> _Task goal_: Return each line of the data below exactly, omitting any pictures.

# # # #

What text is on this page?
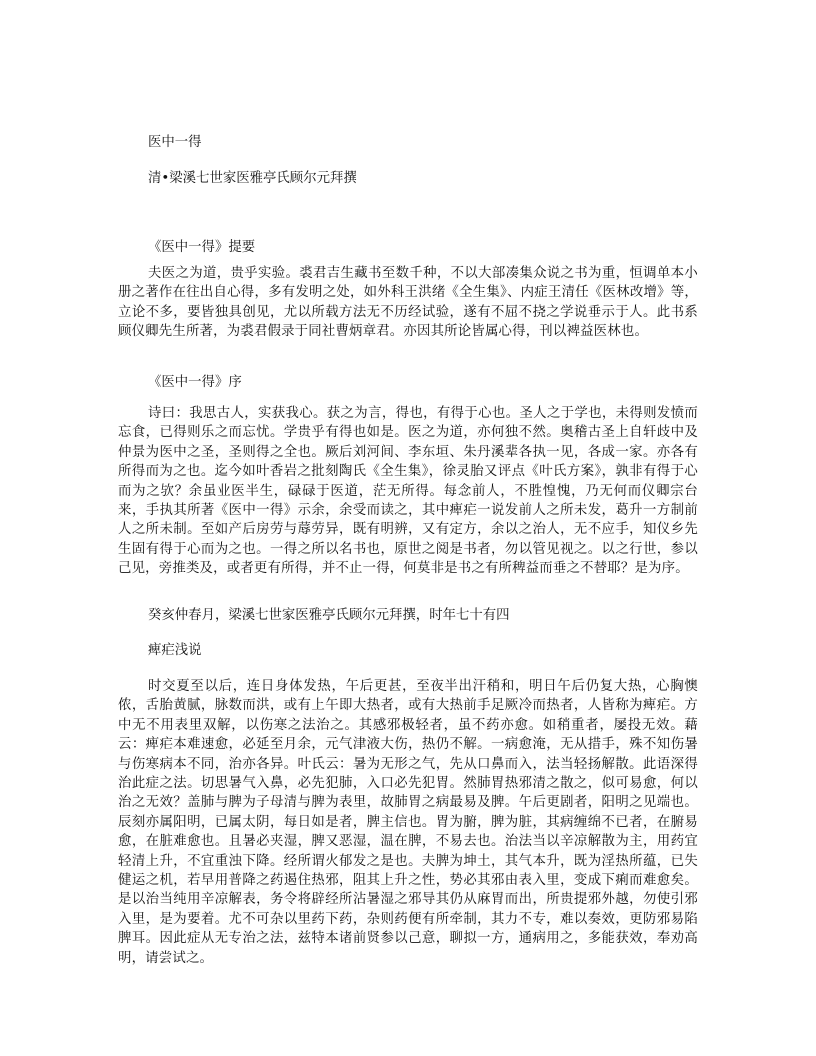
医中一得

清•梁溪七世家医雅亭氏顾尔元拜撰

《医中一得》提要

夫医之为道，贵乎实验。裘君吉生藏书至数千种，不以大部凑集众说之书为重，恒调单本小册之著作在往出自心得，多有发明之处，如外科王洪绪《全生集》、内症王清任《医林改增》等，立论不多，要皆独具创见，尤以所载方法无不历经试验，遂有不屈不挠之学说垂示于人。此书系顾仪卿先生所著，为裘君假录于同社曹炳章君。亦因其所论皆属心得，刊以裨益医林也。

《医中一得》序

诗曰：我思古人，实获我心。获之为言，得也，有得于心也。圣人之于学也，未得则发愤而忘食，已得则乐之而忘忧。学贵乎有得也如是。医之为道，亦何独不然。奥稽古圣上自轩歧中及仲景为医中之圣，圣则得之全也。厥后刘河间、李东垣、朱丹溪辈各执一见，各成一家。亦各有所得而为之也。迄今如叶香岩之批刻陶氏《全生集》，徐灵胎又评点《叶氏方案》，孰非有得于心而为之欤？余虽业医半生，碌碌于医道，茫无所得。每念前人，不胜惶愧，乃无何而仪卿宗台来，手执其所著《医中一得》示余，余受而读之，其中痺疟一说发前人之所未发，葛升一方制前人之所未制。至如产后房劳与蓐劳异，既有明辨，又有定方，余以之治人，无不应手，知仪乡先生固有得于心而为之也。一得之所以名书也，原世之阅是书者，勿以管见视之。以之行世，参以己见，旁推类及，或者更有所得，并不止一得，何莫非是书之有所稗益而垂之不替耶？是为序。

癸亥仲春月，梁溪七世家医雅亭氏顾尔元拜撰，时年七十有四

痺疟浅说

时交夏至以后，连日身体发热，午后更甚，至夜半出汗稍和，明日午后仍复大热，心胸懊侬，舌胎黄腻，脉数而洪，或有上午即大热者，或有大热前手足厥冷而热者，人皆称为痺疟。方中无不用表里双解，以伤寒之法治之。其感邪极轻者，虽不药亦愈。如稍重者，屡投无效。藉云：痺疟本难速愈，必延至月余，元气津液大伤，热仍不解。一病愈淹，无从措手，殊不知伤暑与伤寒病本不同，治亦各异。叶氏云：暑为无形之气，先从口鼻而入，法当轻扬解散。此语深得治此症之法。切思暑气入鼻，必先犯肺，入口必先犯胃。然肺胃热邪清之散之，似可易愈，何以治之无效？盖肺与脾为子母清与脾为表里，故肺胃之病最易及脾。午后更剧者，阳明之见端也。辰刻亦属阳明，已属太阴，每日如是者，脾主信也。胃为腑，脾为脏，其病缠绵不已者，在腑易愈，在脏难愈也。且暑必夹湿，脾又恶湿，温在脾，不易去也。治法当以辛凉解散为主，用药宜轻清上升，不宜重浊下降。经所谓火郁发之是也。夫脾为坤土，其气本升，既为淫热所蕴，已失健运之机，若早用普降之药遏住热邪，阻其上升之性，势必其邪由表入里，变成下痢而难愈矣。是以治当纯用辛凉解表，务令将辟经所沾暑湿之邪导其仍从麻胃而出，所贵提邪外越，勿使引邪入里，是为要着。尤不可杂以里药下药，杂则药便有所牵制，其力不专，难以奏效，更防邪易陷脾耳。因此症从无专治之法，兹特本诸前贤参以己意，聊拟一方，通病用之，多能获效，奉劝高明，请尝试之。
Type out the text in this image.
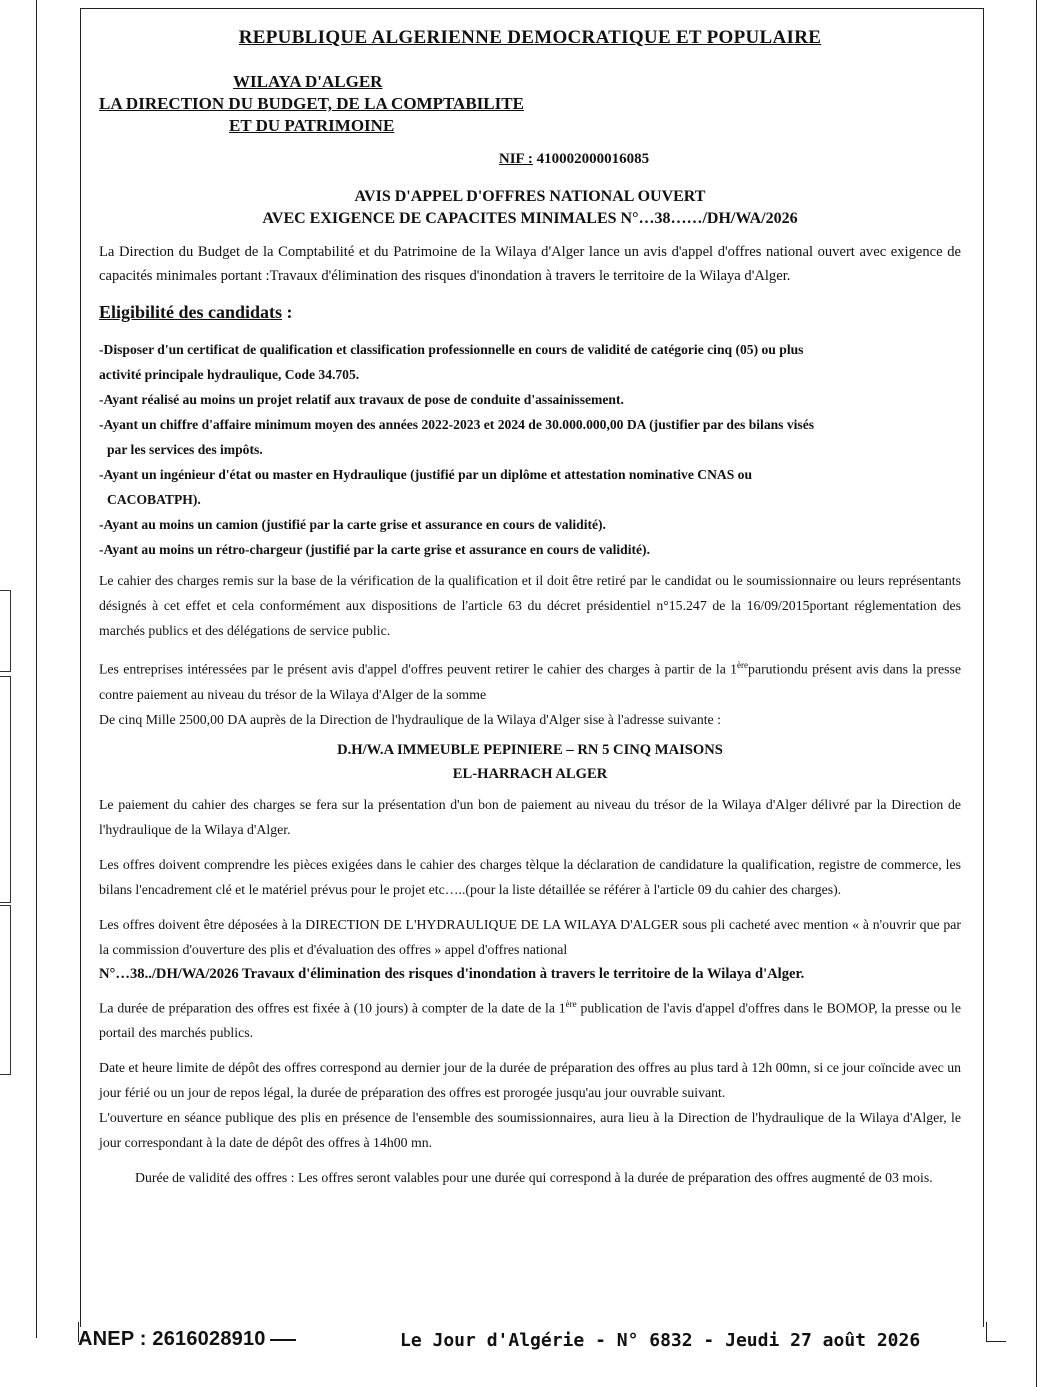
REPUBLIQUE ALGERIENNE DEMOCRATIQUE ET POPULAIRE
WILAYA D'ALGER
LA DIRECTION DU BUDGET, DE LA COMPTABILITE
ET DU PATRIMOINE
NIF : 410002000016085
AVIS D'APPEL D'OFFRES NATIONAL OUVERT
AVEC EXIGENCE DE CAPACITES MINIMALES N°…38……/DH/WA/2026

La Direction du Budget de la Comptabilité et du Patrimoine de la Wilaya d'Alger lance un avis d'appel d'offres national ouvert avec exigence de capacités minimales portant :Travaux d'élimination des risques d'inondation à travers le territoire de la Wilaya d'Alger.

Eligibilité des candidats :
-Disposer d'un certificat de qualification et classification professionnelle en cours de validité de catégorie cinq (05) ou plus
activité principale hydraulique, Code 34.705.
-Ayant réalisé au moins un projet relatif aux travaux de pose de conduite d'assainissement.
-Ayant un chiffre d'affaire minimum moyen des années 2022-2023 et 2024 de 30.000.000,00 DA (justifier par des bilans visés
par les services des impôts.
-Ayant un ingénieur d'état ou master en Hydraulique (justifié par un diplôme et attestation nominative CNAS ou
CACOBATPH).
-Ayant au moins un camion (justifié par la carte grise et assurance en cours de validité).
-Ayant au moins un rétro-chargeur (justifié par la carte grise et assurance en cours de validité).

Le cahier des charges remis sur la base de la vérification de la qualification et il doit être retiré par le candidat ou le soumissionnaire ou leurs représentants désignés à cet effet et cela conformément aux dispositions de l'article 63 du décret présidentiel n°15.247 de la 16/09/2015portant réglementation des marchés publics et des délégations de service public.

Les entreprises intéressées par le présent avis d'appel d'offres peuvent retirer le cahier des charges à partir de la 1èreparutiondu présent avis dans la presse contre paiement au niveau du trésor de la Wilaya d'Alger de la somme

De cinq Mille 2500,00 DA auprès de la Direction de l'hydraulique de la Wilaya d'Alger sise à l'adresse suivante :

D.H/W.A IMMEUBLE PEPINIERE – RN 5 CINQ MAISONS
EL-HARRACH ALGER

Le paiement du cahier des charges se fera sur la présentation d'un bon de paiement au niveau du trésor de la Wilaya d'Alger délivré par la Direction de l'hydraulique de la Wilaya d'Alger.

Les offres doivent comprendre les pièces exigées dans le cahier des charges tèlque la déclaration de candidature la qualification, registre de commerce, les bilans l'encadrement clé et le matériel prévus pour le projet etc…..(pour la liste détaillée se référer à l'article 09 du cahier des charges).

Les offres doivent être déposées à la DIRECTION DE L'HYDRAULIQUE DE LA WILAYA D'ALGER sous pli cacheté avec mention « à n'ouvrir que par la commission d'ouverture des plis et d'évaluation des offres » appel d'offres national

N°…38../DH/WA/2026 Travaux d'élimination des risques d'inondation à travers le territoire de la Wilaya d'Alger.

La durée de préparation des offres est fixée à (10 jours) à compter de la date de la 1ère publication de l'avis d'appel d'offres dans le BOMOP, la presse ou le portail des marchés publics.

Date et heure limite de dépôt des offres correspond au dernier jour de la durée de préparation des offres au plus tard à 12h 00mn, si ce jour coïncide avec un jour férié ou un jour de repos légal, la durée de préparation des offres est prorogée jusqu'au jour ouvrable suivant.

L'ouverture en séance publique des plis en présence de l'ensemble des soumissionnaires, aura lieu à la Direction de l'hydraulique de la Wilaya d'Alger, le jour correspondant à la date de dépôt des offres à 14h00 mn.

Durée de validité des offres : Les offres seront valables pour une durée qui correspond à la durée de préparation des offres augmenté de 03 mois.

ANEP : 2616028910	Le Jour d'Algérie - N° 6832 - Jeudi 27 août 2026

# # # #

> _Solution below_:
What text is on this page?
医中一得

清•梁溪七世家医雅亭氏顾尔元拜撰

《医中一得》提要

夫医之为道，贵乎实验。裘君吉生藏书至数千种，不以大部凑集众说之书为重，恒调单本小册之著作在往出自心得，多有发明之处，如外科王洪绪《全生集》、内症王清任《医林改增》等，立论不多，要皆独具创见，尤以所载方法无不历经试验，遂有不屈不挠之学说垂示于人。此书系顾仪卿先生所著，为裘君假录于同社曹炳章君。亦因其所论皆属心得，刊以裨益医林也。

《医中一得》序

诗曰：我思古人，实获我心。获之为言，得也，有得于心也。圣人之于学也，未得则发愤而忘食，已得则乐之而忘忧。学贵乎有得也如是。医之为道，亦何独不然。奥稽古圣上自轩歧中及仲景为医中之圣，圣则得之全也。厥后刘河间、李东垣、朱丹溪辈各执一见，各成一家。亦各有所得而为之也。迄今如叶香岩之批刻陶氏《全生集》，徐灵胎又评点《叶氏方案》，孰非有得于心而为之欤？余虽业医半生，碌碌于医道，茫无所得。每念前人，不胜惶愧，乃无何而仪卿宗台来，手执其所著《医中一得》示余，余受而读之，其中痺疟一说发前人之所未发，葛升一方制前人之所未制。至如产后房劳与蓐劳异，既有明辨，又有定方，余以之治人，无不应手，知仪乡先生固有得于心而为之也。一得之所以名书也，原世之阅是书者，勿以管见视之。以之行世，参以己见，旁推类及，或者更有所得，并不止一得，何莫非是书之有所稗益而垂之不替耶？是为序。

癸亥仲春月，梁溪七世家医雅亭氏顾尔元拜撰，时年七十有四

痺疟浅说

时交夏至以后，连日身体发热，午后更甚，至夜半出汗稍和，明日午后仍复大热，心胸懊侬，舌胎黄腻，脉数而洪，或有上午即大热者，或有大热前手足厥冷而热者，人皆称为痺疟。方中无不用表里双解，以伤寒之法治之。其感邪极轻者，虽不药亦愈。如稍重者，屡投无效。藉云：痺疟本难速愈，必延至月余，元气津液大伤，热仍不解。一病愈淹，无从措手，殊不知伤暑与伤寒病本不同，治亦各异。叶氏云：暑为无形之气，先从口鼻而入，法当轻扬解散。此语深得治此症之法。切思暑气入鼻，必先犯肺，入口必先犯胃。然肺胃热邪清之散之，似可易愈，何以治之无效？盖肺与脾为子母清与脾为表里，故肺胃之病最易及脾。午后更剧者，阳明之见端也。辰刻亦属阳明，已属太阴，每日如是者，脾主信也。胃为腑，脾为脏，其病缠绵不已者，在腑易愈，在脏难愈也。且暑必夹湿，脾又恶湿，温在脾，不易去也。治法当以辛凉解散为主，用药宜轻清上升，不宜重浊下降。经所谓火郁发之是也。夫脾为坤土，其气本升，既为淫热所蕴，已失健运之机，若早用普降之药遏住热邪，阻其上升之性，势必其邪由表入里，变成下痢而难愈矣。是以治当纯用辛凉解表，务令将辟经所沾暑湿之邪导其仍从麻胃而出，所贵提邪外越，勿使引邪入里，是为要着。尤不可杂以里药下药，杂则药便有所牵制，其力不专，难以奏效，更防邪易陷脾耳。因此症从无专治之法，兹特本诸前贤参以己意，聊拟一方，通病用之，多能获效，奉劝高明，请尝试之。
Type out the text in this image.
REPUBLIQUE ALGERIENNE DEMOCRATIQUE ET POPULAIRE
WILAYA D'ALGER
LA DIRECTION DU BUDGET, DE LA COMPTABILITE
ET DU PATRIMOINE
NIF : 410002000016085
AVIS D'APPEL D'OFFRES NATIONAL OUVERT
AVEC EXIGENCE DE CAPACITES MINIMALES N°…38……/DH/WA/2026

La Direction du Budget de la Comptabilité et du Patrimoine de la Wilaya d'Alger lance un avis d'appel d'offres national ouvert avec exigence de capacités minimales portant :Travaux d'élimination des risques d'inondation à travers le territoire de la Wilaya d'Alger.

Eligibilité des candidats :
-Disposer d'un certificat de qualification et classification professionnelle en cours de validité de catégorie cinq (05) ou plus
activité principale hydraulique, Code 34.705.
-Ayant réalisé au moins un projet relatif aux travaux de pose de conduite d'assainissement.
-Ayant un chiffre d'affaire minimum moyen des années 2022-2023 et 2024 de 30.000.000,00 DA (justifier par des bilans visés
par les services des impôts.
-Ayant un ingénieur d'état ou master en Hydraulique (justifié par un diplôme et attestation nominative CNAS ou
CACOBATPH).
-Ayant au moins un camion (justifié par la carte grise et assurance en cours de validité).
-Ayant au moins un rétro-chargeur (justifié par la carte grise et assurance en cours de validité).

Le cahier des charges remis sur la base de la vérification de la qualification et il doit être retiré par le candidat ou le soumissionnaire ou leurs représentants désignés à cet effet et cela conformément aux dispositions de l'article 63 du décret présidentiel n°15.247 de la 16/09/2015portant réglementation des marchés publics et des délégations de service public.

Les entreprises intéressées par le présent avis d'appel d'offres peuvent retirer le cahier des charges à partir de la 1èreparutiondu présent avis dans la presse contre paiement au niveau du trésor de la Wilaya d'Alger de la somme

De cinq Mille 2500,00 DA auprès de la Direction de l'hydraulique de la Wilaya d'Alger sise à l'adresse suivante :

D.H/W.A IMMEUBLE PEPINIERE – RN 5 CINQ MAISONS
EL-HARRACH ALGER

Le paiement du cahier des charges se fera sur la présentation d'un bon de paiement au niveau du trésor de la Wilaya d'Alger délivré par la Direction de l'hydraulique de la Wilaya d'Alger.

Les offres doivent comprendre les pièces exigées dans le cahier des charges tèlque la déclaration de candidature la qualification, registre de commerce, les bilans l'encadrement clé et le matériel prévus pour le projet etc…..(pour la liste détaillée se référer à l'article 09 du cahier des charges).

Les offres doivent être déposées à la DIRECTION DE L'HYDRAULIQUE DE LA WILAYA D'ALGER sous pli cacheté avec mention « à n'ouvrir que par la commission d'ouverture des plis et d'évaluation des offres » appel d'offres national

N°…38../DH/WA/2026 Travaux d'élimination des risques d'inondation à travers le territoire de la Wilaya d'Alger.

La durée de préparation des offres est fixée à (10 jours) à compter de la date de la 1ère publication de l'avis d'appel d'offres dans le BOMOP, la presse ou le portail des marchés publics.

Date et heure limite de dépôt des offres correspond au dernier jour de la durée de préparation des offres au plus tard à 12h 00mn, si ce jour coïncide avec un jour férié ou un jour de repos légal, la durée de préparation des offres est prorogée jusqu'au jour ouvrable suivant.

L'ouverture en séance publique des plis en présence de l'ensemble des soumissionnaires, aura lieu à la Direction de l'hydraulique de la Wilaya d'Alger, le jour correspondant à la date de dépôt des offres à 14h00 mn.

Durée de validité des offres : Les offres seront valables pour une durée qui correspond à la durée de préparation des offres augmenté de 03 mois.

ANEP : 2616028910	Le Jour d'Algérie - N° 6832 - Jeudi 27 août 2026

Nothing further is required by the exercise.